____ LISTED ENTRIES
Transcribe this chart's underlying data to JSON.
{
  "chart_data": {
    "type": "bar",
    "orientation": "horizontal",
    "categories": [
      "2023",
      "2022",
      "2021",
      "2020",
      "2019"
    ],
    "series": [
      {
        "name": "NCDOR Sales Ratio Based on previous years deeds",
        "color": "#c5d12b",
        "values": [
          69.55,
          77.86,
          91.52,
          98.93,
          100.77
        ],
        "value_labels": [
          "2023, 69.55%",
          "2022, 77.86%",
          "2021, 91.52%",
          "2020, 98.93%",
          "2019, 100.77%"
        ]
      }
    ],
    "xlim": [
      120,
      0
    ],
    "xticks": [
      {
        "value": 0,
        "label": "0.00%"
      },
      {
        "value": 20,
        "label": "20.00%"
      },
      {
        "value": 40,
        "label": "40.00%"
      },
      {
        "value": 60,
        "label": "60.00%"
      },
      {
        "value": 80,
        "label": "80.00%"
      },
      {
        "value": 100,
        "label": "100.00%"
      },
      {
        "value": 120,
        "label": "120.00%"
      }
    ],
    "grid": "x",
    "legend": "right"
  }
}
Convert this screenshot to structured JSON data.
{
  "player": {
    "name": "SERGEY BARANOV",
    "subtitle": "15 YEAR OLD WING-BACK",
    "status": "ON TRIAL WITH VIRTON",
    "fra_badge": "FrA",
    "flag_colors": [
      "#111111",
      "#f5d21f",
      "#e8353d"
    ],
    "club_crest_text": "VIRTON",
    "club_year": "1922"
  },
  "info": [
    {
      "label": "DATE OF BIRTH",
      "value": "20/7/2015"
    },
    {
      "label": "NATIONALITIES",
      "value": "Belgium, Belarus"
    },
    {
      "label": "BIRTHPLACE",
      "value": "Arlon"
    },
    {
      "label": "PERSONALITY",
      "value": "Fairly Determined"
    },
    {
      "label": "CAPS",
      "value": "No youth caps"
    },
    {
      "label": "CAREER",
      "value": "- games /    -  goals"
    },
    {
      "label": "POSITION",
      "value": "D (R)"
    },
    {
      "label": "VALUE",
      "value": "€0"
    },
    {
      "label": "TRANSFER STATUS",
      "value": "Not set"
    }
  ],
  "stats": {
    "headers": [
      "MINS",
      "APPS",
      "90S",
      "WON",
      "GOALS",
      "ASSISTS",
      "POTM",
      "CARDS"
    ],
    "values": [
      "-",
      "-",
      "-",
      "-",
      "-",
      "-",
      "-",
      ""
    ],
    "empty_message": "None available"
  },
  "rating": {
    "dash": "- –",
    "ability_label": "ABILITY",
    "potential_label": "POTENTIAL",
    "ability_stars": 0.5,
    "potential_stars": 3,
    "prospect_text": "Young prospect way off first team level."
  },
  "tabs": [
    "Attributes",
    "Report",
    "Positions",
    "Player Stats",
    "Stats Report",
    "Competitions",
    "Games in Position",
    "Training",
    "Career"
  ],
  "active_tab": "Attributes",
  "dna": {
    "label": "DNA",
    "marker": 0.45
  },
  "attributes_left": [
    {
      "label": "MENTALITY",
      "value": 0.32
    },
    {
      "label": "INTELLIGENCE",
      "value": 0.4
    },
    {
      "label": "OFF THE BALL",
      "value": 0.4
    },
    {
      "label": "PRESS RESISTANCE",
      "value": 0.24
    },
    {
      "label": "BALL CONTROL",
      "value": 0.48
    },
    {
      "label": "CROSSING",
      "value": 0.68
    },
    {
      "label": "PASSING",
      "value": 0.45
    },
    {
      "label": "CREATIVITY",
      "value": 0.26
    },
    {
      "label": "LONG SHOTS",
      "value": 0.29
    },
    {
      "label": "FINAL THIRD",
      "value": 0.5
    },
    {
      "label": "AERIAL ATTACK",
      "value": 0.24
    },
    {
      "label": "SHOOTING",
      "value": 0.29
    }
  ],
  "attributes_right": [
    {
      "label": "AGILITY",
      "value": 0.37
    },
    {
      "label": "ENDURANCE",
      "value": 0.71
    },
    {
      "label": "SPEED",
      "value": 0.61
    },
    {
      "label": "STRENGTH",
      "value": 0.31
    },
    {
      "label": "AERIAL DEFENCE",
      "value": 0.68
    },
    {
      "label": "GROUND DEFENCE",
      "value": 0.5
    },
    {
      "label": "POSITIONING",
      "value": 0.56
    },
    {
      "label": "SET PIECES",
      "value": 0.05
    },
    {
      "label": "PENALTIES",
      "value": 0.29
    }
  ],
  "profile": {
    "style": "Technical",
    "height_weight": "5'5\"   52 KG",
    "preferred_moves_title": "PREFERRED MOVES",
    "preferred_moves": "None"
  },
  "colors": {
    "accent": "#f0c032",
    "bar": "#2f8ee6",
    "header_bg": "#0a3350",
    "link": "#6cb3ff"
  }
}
________
REQUIREMENT:
Please repeat the listing above in full and exactly.

ANSWER TO THIS EXERCISE:
Transcribe this chart's underlying data to JSON.
{
  "chart_data": {
    "type": "bar",
    "orientation": "horizontal",
    "categories": [
      "2023",
      "2022",
      "2021",
      "2020",
      "2019"
    ],
    "series": [
      {
        "name": "NCDOR Sales Ratio Based on previous years deeds",
        "color": "#c5d12b",
        "values": [
          69.55,
          77.86,
          91.52,
          98.93,
          100.77
        ],
        "value_labels": [
          "2023, 69.55%",
          "2022, 77.86%",
          "2021, 91.52%",
          "2020, 98.93%",
          "2019, 100.77%"
        ]
      }
    ],
    "xlim": [
      120,
      0
    ],
    "xticks": [
      {
        "value": 0,
        "label": "0.00%"
      },
      {
        "value": 20,
        "label": "20.00%"
      },
      {
        "value": 40,
        "label": "40.00%"
      },
      {
        "value": 60,
        "label": "60.00%"
      },
      {
        "value": 80,
        "label": "80.00%"
      },
      {
        "value": 100,
        "label": "100.00%"
      },
      {
        "value": 120,
        "label": "120.00%"
      }
    ],
    "grid": "x",
    "legend": "right"
  }
}
Convert this screenshot to structured JSON data.
{
  "player": {
    "name": "SERGEY BARANOV",
    "subtitle": "15 YEAR OLD WING-BACK",
    "status": "ON TRIAL WITH VIRTON",
    "fra_badge": "FrA",
    "flag_colors": [
      "#111111",
      "#f5d21f",
      "#e8353d"
    ],
    "club_crest_text": "VIRTON",
    "club_year": "1922"
  },
  "info": [
    {
      "label": "DATE OF BIRTH",
      "value": "20/7/2015"
    },
    {
      "label": "NATIONALITIES",
      "value": "Belgium, Belarus"
    },
    {
      "label": "BIRTHPLACE",
      "value": "Arlon"
    },
    {
      "label": "PERSONALITY",
      "value": "Fairly Determined"
    },
    {
      "label": "CAPS",
      "value": "No youth caps"
    },
    {
      "label": "CAREER",
      "value": "- games /    -  goals"
    },
    {
      "label": "POSITION",
      "value": "D (R)"
    },
    {
      "label": "VALUE",
      "value": "€0"
    },
    {
      "label": "TRANSFER STATUS",
      "value": "Not set"
    }
  ],
  "stats": {
    "headers": [
      "MINS",
      "APPS",
      "90S",
      "WON",
      "GOALS",
      "ASSISTS",
      "POTM",
      "CARDS"
    ],
    "values": [
      "-",
      "-",
      "-",
      "-",
      "-",
      "-",
      "-",
      ""
    ],
    "empty_message": "None available"
  },
  "rating": {
    "dash": "- –",
    "ability_label": "ABILITY",
    "potential_label": "POTENTIAL",
    "ability_stars": 0.5,
    "potential_stars": 3,
    "prospect_text": "Young prospect way off first team level."
  },
  "tabs": [
    "Attributes",
    "Report",
    "Positions",
    "Player Stats",
    "Stats Report",
    "Competitions",
    "Games in Position",
    "Training",
    "Career"
  ],
  "active_tab": "Attributes",
  "dna": {
    "label": "DNA",
    "marker": 0.45
  },
  "attributes_left": [
    {
      "label": "MENTALITY",
      "value": 0.32
    },
    {
      "label": "INTELLIGENCE",
      "value": 0.4
    },
    {
      "label": "OFF THE BALL",
      "value": 0.4
    },
    {
      "label": "PRESS RESISTANCE",
      "value": 0.24
    },
    {
      "label": "BALL CONTROL",
      "value": 0.48
    },
    {
      "label": "CROSSING",
      "value": 0.68
    },
    {
      "label": "PASSING",
      "value": 0.45
    },
    {
      "label": "CREATIVITY",
      "value": 0.26
    },
    {
      "label": "LONG SHOTS",
      "value": 0.29
    },
    {
      "label": "FINAL THIRD",
      "value": 0.5
    },
    {
      "label": "AERIAL ATTACK",
      "value": 0.24
    },
    {
      "label": "SHOOTING",
      "value": 0.29
    }
  ],
  "attributes_right": [
    {
      "label": "AGILITY",
      "value": 0.37
    },
    {
      "label": "ENDURANCE",
      "value": 0.71
    },
    {
      "label": "SPEED",
      "value": 0.61
    },
    {
      "label": "STRENGTH",
      "value": 0.31
    },
    {
      "label": "AERIAL DEFENCE",
      "value": 0.68
    },
    {
      "label": "GROUND DEFENCE",
      "value": 0.5
    },
    {
      "label": "POSITIONING",
      "value": 0.56
    },
    {
      "label": "SET PIECES",
      "value": 0.05
    },
    {
      "label": "PENALTIES",
      "value": 0.29
    }
  ],
  "profile": {
    "style": "Technical",
    "height_weight": "5'5\"   52 KG",
    "preferred_moves_title": "PREFERRED MOVES",
    "preferred_moves": "None"
  },
  "colors": {
    "accent": "#f0c032",
    "bar": "#2f8ee6",
    "header_bg": "#0a3350",
    "link": "#6cb3ff"
  }
}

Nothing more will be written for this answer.